Records from a collection of figures
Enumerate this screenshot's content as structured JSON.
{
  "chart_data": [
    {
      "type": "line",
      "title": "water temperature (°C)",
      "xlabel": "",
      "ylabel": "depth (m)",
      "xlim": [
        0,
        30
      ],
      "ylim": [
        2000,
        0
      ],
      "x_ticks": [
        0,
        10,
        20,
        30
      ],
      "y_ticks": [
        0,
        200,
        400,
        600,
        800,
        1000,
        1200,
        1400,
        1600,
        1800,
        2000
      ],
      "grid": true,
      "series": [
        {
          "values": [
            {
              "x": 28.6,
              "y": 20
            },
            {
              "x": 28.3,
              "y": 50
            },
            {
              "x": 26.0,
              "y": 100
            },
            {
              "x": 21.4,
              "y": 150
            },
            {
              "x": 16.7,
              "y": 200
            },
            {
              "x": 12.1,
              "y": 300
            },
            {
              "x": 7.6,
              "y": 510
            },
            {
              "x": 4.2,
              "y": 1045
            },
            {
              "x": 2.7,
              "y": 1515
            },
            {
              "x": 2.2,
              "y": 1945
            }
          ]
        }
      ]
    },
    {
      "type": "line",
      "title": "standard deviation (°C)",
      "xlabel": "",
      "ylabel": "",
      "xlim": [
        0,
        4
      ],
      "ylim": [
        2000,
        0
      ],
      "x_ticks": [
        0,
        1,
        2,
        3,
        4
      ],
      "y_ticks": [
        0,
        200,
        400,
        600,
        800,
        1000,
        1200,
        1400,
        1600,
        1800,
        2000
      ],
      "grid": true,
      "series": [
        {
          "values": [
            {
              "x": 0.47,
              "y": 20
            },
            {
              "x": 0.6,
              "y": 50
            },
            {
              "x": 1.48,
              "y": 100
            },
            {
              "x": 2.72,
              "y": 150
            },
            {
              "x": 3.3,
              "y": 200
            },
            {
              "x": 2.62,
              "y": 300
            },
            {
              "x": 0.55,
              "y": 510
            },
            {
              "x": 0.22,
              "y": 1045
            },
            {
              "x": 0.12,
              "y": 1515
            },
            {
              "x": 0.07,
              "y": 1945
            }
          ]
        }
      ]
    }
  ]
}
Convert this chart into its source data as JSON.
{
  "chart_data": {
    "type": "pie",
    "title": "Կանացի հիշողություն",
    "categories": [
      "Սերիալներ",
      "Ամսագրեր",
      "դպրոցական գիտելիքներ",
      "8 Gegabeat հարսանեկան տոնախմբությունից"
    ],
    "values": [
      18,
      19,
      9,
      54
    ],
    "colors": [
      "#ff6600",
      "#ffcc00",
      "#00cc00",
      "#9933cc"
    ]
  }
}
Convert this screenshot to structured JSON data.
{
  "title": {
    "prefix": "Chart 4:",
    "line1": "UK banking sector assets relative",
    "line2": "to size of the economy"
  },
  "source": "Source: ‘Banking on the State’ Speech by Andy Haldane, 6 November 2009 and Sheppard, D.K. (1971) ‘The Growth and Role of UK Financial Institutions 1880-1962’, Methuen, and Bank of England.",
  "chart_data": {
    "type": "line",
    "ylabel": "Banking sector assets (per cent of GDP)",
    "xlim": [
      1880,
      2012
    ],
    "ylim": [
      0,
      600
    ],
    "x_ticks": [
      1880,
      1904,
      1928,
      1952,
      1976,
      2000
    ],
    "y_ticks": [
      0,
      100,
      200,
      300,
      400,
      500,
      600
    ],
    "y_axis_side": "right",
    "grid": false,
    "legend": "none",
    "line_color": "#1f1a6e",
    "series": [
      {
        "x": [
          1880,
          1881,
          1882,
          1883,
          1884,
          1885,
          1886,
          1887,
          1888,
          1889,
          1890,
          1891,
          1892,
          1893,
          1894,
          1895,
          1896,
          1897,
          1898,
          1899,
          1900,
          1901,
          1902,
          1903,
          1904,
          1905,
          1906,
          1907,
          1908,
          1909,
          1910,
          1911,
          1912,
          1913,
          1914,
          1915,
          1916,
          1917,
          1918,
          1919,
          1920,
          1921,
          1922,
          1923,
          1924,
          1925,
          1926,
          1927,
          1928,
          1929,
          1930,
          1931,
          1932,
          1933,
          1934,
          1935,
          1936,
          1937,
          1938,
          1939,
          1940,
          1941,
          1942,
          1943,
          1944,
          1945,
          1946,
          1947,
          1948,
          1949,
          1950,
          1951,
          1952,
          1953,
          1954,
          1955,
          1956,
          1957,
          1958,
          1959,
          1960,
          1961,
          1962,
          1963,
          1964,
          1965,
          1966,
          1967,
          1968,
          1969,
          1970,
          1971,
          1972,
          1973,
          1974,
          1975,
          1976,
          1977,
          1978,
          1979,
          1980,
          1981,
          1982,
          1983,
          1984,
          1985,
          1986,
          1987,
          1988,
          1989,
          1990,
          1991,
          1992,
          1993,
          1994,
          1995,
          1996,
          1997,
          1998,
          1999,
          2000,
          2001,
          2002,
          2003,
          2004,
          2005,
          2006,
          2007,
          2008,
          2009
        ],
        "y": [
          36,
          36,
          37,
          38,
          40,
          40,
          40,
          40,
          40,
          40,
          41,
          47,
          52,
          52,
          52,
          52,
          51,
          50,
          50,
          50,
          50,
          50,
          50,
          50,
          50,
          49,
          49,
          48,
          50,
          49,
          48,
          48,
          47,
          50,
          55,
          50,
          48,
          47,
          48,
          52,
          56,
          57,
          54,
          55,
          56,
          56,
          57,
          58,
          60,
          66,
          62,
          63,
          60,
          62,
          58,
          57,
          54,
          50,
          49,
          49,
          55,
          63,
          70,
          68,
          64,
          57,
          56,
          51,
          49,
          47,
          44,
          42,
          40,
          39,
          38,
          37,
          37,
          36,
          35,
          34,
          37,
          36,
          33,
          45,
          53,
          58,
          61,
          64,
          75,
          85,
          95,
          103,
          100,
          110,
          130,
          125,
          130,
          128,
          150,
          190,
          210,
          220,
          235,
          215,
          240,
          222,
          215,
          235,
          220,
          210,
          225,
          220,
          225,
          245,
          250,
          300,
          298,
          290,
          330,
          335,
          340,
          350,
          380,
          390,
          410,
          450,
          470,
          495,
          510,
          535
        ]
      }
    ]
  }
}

# Problem
Look through the entries and return every line where "source" appears.

# Response for this exercise
Convert this chart into its source data as JSON.
  "source": "Source: ‘Banking on the State’ Speech by Andy Haldane, 6 November 2009 and Sheppard, D.K. (1971) ‘The Growth and Role of UK Financial Institutions 1880-1962’, Methuen, and Bank of England.",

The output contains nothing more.